=== Goal ===
Repeat the full listing, word for word.

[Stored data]
####
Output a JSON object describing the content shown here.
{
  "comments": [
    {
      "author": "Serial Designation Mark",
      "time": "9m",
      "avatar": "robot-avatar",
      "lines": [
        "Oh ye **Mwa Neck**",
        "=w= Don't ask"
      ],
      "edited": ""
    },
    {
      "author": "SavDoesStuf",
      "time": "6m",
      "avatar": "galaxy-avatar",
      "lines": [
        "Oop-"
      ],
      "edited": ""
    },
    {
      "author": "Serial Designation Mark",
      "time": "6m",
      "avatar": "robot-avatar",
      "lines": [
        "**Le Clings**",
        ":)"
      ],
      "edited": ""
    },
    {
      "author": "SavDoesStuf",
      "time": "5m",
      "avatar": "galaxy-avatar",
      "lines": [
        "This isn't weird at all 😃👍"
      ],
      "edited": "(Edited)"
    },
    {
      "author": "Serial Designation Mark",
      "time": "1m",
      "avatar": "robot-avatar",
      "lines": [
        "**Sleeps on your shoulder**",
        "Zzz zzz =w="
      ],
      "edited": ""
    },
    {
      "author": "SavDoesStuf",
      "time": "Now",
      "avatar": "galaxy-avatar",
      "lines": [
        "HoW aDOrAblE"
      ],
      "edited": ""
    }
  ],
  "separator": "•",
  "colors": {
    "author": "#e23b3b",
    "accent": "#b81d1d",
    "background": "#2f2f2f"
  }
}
####
=== Written answer ===
Output a JSON object describing the content shown here.
{
  "comments": [
    {
      "author": "Serial Designation Mark",
      "time": "9m",
      "avatar": "robot-avatar",
      "lines": [
        "Oh ye **Mwa Neck**",
        "=w= Don't ask"
      ],
      "edited": ""
    },
    {
      "author": "SavDoesStuf",
      "time": "6m",
      "avatar": "galaxy-avatar",
      "lines": [
        "Oop-"
      ],
      "edited": ""
    },
    {
      "author": "Serial Designation Mark",
      "time": "6m",
      "avatar": "robot-avatar",
      "lines": [
        "**Le Clings**",
        ":)"
      ],
      "edited": ""
    },
    {
      "author": "SavDoesStuf",
      "time": "5m",
      "avatar": "galaxy-avatar",
      "lines": [
        "This isn't weird at all 😃👍"
      ],
      "edited": "(Edited)"
    },
    {
      "author": "Serial Designation Mark",
      "time": "1m",
      "avatar": "robot-avatar",
      "lines": [
        "**Sleeps on your shoulder**",
        "Zzz zzz =w="
      ],
      "edited": ""
    },
    {
      "author": "SavDoesStuf",
      "time": "Now",
      "avatar": "galaxy-avatar",
      "lines": [
        "HoW aDOrAblE"
      ],
      "edited": ""
    }
  ],
  "separator": "•",
  "colors": {
    "author": "#e23b3b",
    "accent": "#b81d1d",
    "background": "#2f2f2f"
  }
}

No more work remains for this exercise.